→ **Your objective**:
Reproduce every entry below precisely; do not include the pictures.

===== Listing

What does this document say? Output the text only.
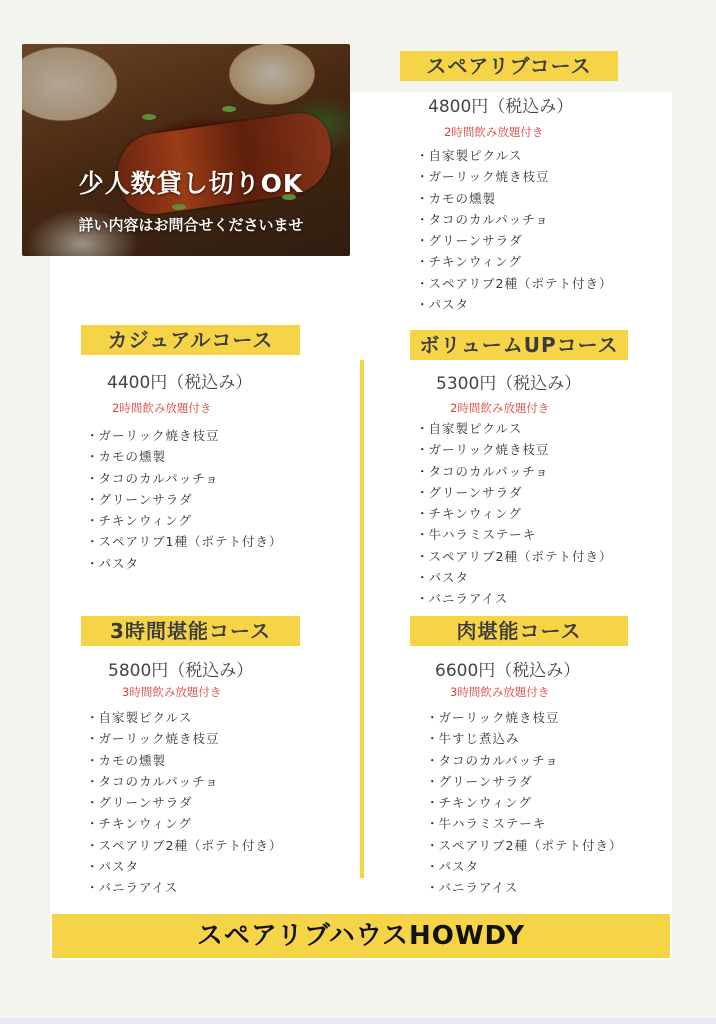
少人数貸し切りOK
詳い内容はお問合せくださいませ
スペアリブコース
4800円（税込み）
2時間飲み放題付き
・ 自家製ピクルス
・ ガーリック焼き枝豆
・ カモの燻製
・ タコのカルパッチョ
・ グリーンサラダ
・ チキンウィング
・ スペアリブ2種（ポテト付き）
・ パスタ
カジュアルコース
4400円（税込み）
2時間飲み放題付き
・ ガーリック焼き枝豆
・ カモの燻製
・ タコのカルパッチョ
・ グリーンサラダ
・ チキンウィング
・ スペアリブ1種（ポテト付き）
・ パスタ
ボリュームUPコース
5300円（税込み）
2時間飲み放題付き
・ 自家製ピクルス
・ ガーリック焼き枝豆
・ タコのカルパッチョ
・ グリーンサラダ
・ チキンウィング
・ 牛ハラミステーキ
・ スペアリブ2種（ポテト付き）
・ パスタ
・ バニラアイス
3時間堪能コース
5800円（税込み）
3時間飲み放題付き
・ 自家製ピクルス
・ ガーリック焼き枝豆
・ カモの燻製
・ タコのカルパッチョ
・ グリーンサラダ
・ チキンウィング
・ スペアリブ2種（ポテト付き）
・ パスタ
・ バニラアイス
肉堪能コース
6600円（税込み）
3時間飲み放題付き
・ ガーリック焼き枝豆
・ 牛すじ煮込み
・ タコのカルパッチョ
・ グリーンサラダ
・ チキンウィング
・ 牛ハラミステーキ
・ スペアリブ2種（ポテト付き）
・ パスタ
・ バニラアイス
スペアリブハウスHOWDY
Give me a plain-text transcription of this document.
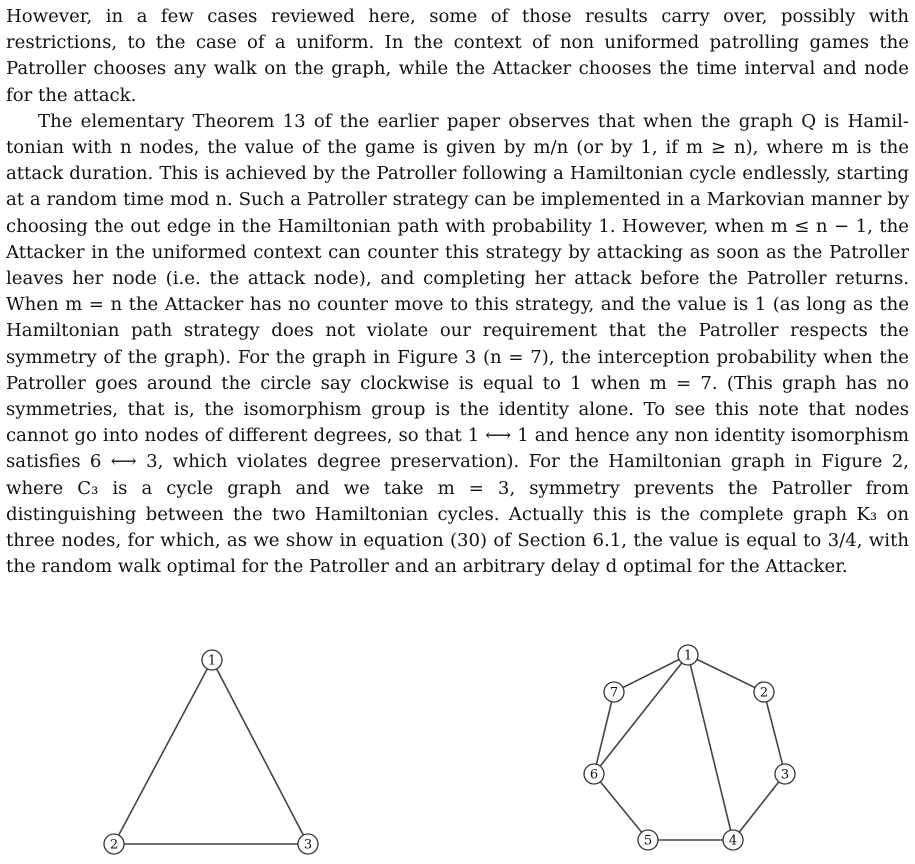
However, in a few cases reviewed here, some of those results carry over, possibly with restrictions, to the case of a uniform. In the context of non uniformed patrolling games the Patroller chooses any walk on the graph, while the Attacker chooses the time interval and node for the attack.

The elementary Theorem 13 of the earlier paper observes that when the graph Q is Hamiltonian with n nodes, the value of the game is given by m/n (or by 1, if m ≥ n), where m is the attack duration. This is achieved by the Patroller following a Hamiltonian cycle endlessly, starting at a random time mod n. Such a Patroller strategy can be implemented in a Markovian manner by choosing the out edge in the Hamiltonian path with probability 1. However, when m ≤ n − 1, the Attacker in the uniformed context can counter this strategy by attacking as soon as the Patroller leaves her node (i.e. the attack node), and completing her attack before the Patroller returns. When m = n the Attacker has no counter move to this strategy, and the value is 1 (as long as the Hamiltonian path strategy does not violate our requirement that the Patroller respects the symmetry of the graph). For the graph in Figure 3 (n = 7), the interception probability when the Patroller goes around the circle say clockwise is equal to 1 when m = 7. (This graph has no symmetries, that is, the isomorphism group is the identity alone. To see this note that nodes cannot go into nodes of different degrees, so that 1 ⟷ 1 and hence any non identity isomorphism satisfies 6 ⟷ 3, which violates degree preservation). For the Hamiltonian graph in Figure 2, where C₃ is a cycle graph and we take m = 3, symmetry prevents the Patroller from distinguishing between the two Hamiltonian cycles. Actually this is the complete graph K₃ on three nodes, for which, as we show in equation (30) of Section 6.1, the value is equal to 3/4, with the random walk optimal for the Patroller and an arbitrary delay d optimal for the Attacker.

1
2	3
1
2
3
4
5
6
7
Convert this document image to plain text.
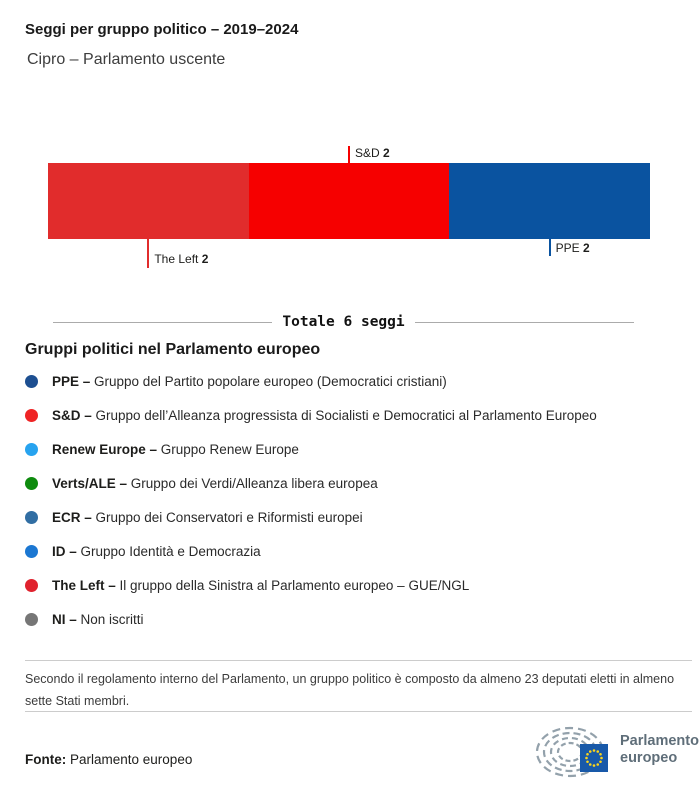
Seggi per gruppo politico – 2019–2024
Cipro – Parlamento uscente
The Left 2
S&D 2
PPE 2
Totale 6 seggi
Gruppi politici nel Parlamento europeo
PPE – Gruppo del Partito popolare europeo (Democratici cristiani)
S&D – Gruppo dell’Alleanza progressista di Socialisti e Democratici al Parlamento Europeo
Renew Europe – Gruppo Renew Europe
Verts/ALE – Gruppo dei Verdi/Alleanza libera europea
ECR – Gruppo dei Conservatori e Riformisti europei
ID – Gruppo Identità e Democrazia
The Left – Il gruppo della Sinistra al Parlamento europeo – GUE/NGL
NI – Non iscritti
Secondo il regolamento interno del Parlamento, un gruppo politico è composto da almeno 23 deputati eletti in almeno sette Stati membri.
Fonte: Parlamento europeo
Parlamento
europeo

==========

→ **Output of the exercise**:
What does this document say? Output the text only.
少人数貸し切りOK
詳い内容はお問合せくださいませ
スペアリブコース
4800円（税込み）
2時間飲み放題付き
・ 自家製ピクルス
・ ガーリック焼き枝豆
・ カモの燻製
・ タコのカルパッチョ
・ グリーンサラダ
・ チキンウィング
・ スペアリブ2種（ポテト付き）
・ パスタ
カジュアルコース
4400円（税込み）
2時間飲み放題付き
・ ガーリック焼き枝豆
・ カモの燻製
・ タコのカルパッチョ
・ グリーンサラダ
・ チキンウィング
・ スペアリブ1種（ポテト付き）
・ パスタ
ボリュームUPコース
5300円（税込み）
2時間飲み放題付き
・ 自家製ピクルス
・ ガーリック焼き枝豆
・ タコのカルパッチョ
・ グリーンサラダ
・ チキンウィング
・ 牛ハラミステーキ
・ スペアリブ2種（ポテト付き）
・ パスタ
・ バニラアイス
3時間堪能コース
5800円（税込み）
3時間飲み放題付き
・ 自家製ピクルス
・ ガーリック焼き枝豆
・ カモの燻製
・ タコのカルパッチョ
・ グリーンサラダ
・ チキンウィング
・ スペアリブ2種（ポテト付き）
・ パスタ
・ バニラアイス
肉堪能コース
6600円（税込み）
3時間飲み放題付き
・ ガーリック焼き枝豆
・ 牛すじ煮込み
・ タコのカルパッチョ
・ グリーンサラダ
・ チキンウィング
・ 牛ハラミステーキ
・ スペアリブ2種（ポテト付き）
・ パスタ
・ バニラアイス
スペアリブハウスHOWDY
Give me a plain-text transcription of this document.
However, in a few cases reviewed here, some of those results carry over, possibly with restrictions, to the case of a uniform. In the context of non uniformed patrolling games the Patroller chooses any walk on the graph, while the Attacker chooses the time interval and node for the attack.

The elementary Theorem 13 of the earlier paper observes that when the graph Q is Hamiltonian with n nodes, the value of the game is given by m/n (or by 1, if m ≥ n), where m is the attack duration. This is achieved by the Patroller following a Hamiltonian cycle endlessly, starting at a random time mod n. Such a Patroller strategy can be implemented in a Markovian manner by choosing the out edge in the Hamiltonian path with probability 1. However, when m ≤ n − 1, the Attacker in the uniformed context can counter this strategy by attacking as soon as the Patroller leaves her node (i.e. the attack node), and completing her attack before the Patroller returns. When m = n the Attacker has no counter move to this strategy, and the value is 1 (as long as the Hamiltonian path strategy does not violate our requirement that the Patroller respects the symmetry of the graph). For the graph in Figure 3 (n = 7), the interception probability when the Patroller goes around the circle say clockwise is equal to 1 when m = 7. (This graph has no symmetries, that is, the isomorphism group is the identity alone. To see this note that nodes cannot go into nodes of different degrees, so that 1 ⟷ 1 and hence any non identity isomorphism satisfies 6 ⟷ 3, which violates degree preservation). For the Hamiltonian graph in Figure 2, where C₃ is a cycle graph and we take m = 3, symmetry prevents the Patroller from distinguishing between the two Hamiltonian cycles. Actually this is the complete graph K₃ on three nodes, for which, as we show in equation (30) of Section 6.1, the value is equal to 3/4, with the random walk optimal for the Patroller and an arbitrary delay d optimal for the Attacker.

1
2	3
1
2
3
4
5
6
7
Convert this document image to plain text.
Seggi per gruppo politico – 2019–2024
Cipro – Parlamento uscente
The Left 2
S&D 2
PPE 2
Totale 6 seggi
Gruppi politici nel Parlamento europeo
PPE – Gruppo del Partito popolare europeo (Democratici cristiani)
S&D – Gruppo dell’Alleanza progressista di Socialisti e Democratici al Parlamento Europeo
Renew Europe – Gruppo Renew Europe
Verts/ALE – Gruppo dei Verdi/Alleanza libera europea
ECR – Gruppo dei Conservatori e Riformisti europei
ID – Gruppo Identità e Democrazia
The Left – Il gruppo della Sinistra al Parlamento europeo – GUE/NGL
NI – Non iscritti
Secondo il regolamento interno del Parlamento, un gruppo politico è composto da almeno 23 deputati eletti in almeno sette Stati membri.
Fonte: Parlamento europeo
Parlamento
europeo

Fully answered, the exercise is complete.